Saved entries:

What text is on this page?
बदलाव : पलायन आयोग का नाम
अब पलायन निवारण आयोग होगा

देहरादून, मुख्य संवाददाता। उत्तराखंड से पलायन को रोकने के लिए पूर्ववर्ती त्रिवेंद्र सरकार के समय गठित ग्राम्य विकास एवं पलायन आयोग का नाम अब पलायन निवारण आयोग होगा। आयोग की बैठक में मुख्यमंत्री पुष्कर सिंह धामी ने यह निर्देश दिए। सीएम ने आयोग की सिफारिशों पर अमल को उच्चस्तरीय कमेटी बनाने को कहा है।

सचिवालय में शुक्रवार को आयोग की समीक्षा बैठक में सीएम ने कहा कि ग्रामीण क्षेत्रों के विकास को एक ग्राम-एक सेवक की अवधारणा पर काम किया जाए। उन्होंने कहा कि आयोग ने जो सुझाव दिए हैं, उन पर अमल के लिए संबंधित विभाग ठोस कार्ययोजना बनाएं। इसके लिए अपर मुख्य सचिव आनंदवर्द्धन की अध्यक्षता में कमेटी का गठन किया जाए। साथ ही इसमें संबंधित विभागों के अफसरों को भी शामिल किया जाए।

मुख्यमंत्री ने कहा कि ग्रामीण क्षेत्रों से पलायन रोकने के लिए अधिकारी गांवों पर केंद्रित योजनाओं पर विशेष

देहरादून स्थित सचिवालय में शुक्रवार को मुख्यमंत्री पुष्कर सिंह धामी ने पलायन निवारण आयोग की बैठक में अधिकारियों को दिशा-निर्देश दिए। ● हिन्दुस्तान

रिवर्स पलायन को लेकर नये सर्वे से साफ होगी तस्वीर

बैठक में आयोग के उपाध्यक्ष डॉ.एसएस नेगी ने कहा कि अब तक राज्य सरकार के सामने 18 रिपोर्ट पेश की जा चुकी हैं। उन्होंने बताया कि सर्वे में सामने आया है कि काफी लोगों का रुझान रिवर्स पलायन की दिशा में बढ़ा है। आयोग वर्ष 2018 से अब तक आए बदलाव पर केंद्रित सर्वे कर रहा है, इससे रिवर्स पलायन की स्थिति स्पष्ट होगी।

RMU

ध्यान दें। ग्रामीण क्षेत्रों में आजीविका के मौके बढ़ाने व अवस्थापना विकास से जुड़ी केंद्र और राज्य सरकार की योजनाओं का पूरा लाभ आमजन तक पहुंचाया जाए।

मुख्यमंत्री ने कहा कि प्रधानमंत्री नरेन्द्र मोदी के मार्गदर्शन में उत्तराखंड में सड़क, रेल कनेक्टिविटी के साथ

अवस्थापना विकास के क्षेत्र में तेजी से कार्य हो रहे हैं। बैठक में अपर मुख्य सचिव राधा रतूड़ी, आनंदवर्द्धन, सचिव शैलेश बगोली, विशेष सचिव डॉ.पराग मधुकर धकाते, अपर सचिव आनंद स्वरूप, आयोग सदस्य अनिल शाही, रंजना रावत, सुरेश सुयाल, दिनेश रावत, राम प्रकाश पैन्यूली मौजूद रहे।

> [WRITTEN TASK]
Write each line above out exactly.

> [THE ANSWER]
What text is on this page?
बदलाव : पलायन आयोग का नाम
अब पलायन निवारण आयोग होगा

देहरादून, मुख्य संवाददाता। उत्तराखंड से पलायन को रोकने के लिए पूर्ववर्ती त्रिवेंद्र सरकार के समय गठित ग्राम्य विकास एवं पलायन आयोग का नाम अब पलायन निवारण आयोग होगा। आयोग की बैठक में मुख्यमंत्री पुष्कर सिंह धामी ने यह निर्देश दिए। सीएम ने आयोग की सिफारिशों पर अमल को उच्चस्तरीय कमेटी बनाने को कहा है।

सचिवालय में शुक्रवार को आयोग की समीक्षा बैठक में सीएम ने कहा कि ग्रामीण क्षेत्रों के विकास को एक ग्राम-एक सेवक की अवधारणा पर काम किया जाए। उन्होंने कहा कि आयोग ने जो सुझाव दिए हैं, उन पर अमल के लिए संबंधित विभाग ठोस कार्ययोजना बनाएं। इसके लिए अपर मुख्य सचिव आनंदवर्द्धन की अध्यक्षता में कमेटी का गठन किया जाए। साथ ही इसमें संबंधित विभागों के अफसरों को भी शामिल किया जाए।

मुख्यमंत्री ने कहा कि ग्रामीण क्षेत्रों से पलायन रोकने के लिए अधिकारी गांवों पर केंद्रित योजनाओं पर विशेष

देहरादून स्थित सचिवालय में शुक्रवार को मुख्यमंत्री पुष्कर सिंह धामी ने पलायन निवारण आयोग की बैठक में अधिकारियों को दिशा-निर्देश दिए। ● हिन्दुस्तान

रिवर्स पलायन को लेकर नये सर्वे से साफ होगी तस्वीर

बैठक में आयोग के उपाध्यक्ष डॉ.एसएस नेगी ने कहा कि अब तक राज्य सरकार के सामने 18 रिपोर्ट पेश की जा चुकी हैं। उन्होंने बताया कि सर्वे में सामने आया है कि काफी लोगों का रुझान रिवर्स पलायन की दिशा में बढ़ा है। आयोग वर्ष 2018 से अब तक आए बदलाव पर केंद्रित सर्वे कर रहा है, इससे रिवर्स पलायन की स्थिति स्पष्ट होगी।

RMU

ध्यान दें। ग्रामीण क्षेत्रों में आजीविका के मौके बढ़ाने व अवस्थापना विकास से जुड़ी केंद्र और राज्य सरकार की योजनाओं का पूरा लाभ आमजन तक पहुंचाया जाए।

मुख्यमंत्री ने कहा कि प्रधानमंत्री नरेन्द्र मोदी के मार्गदर्शन में उत्तराखंड में सड़क, रेल कनेक्टिविटी के साथ

अवस्थापना विकास के क्षेत्र में तेजी से कार्य हो रहे हैं। बैठक में अपर मुख्य सचिव राधा रतूड़ी, आनंदवर्द्धन, सचिव शैलेश बगोली, विशेष सचिव डॉ.पराग मधुकर धकाते, अपर सचिव आनंद स्वरूप, आयोग सदस्य अनिल शाही, रंजना रावत, सुरेश सुयाल, दिनेश रावत, राम प्रकाश पैन्यूली मौजूद रहे।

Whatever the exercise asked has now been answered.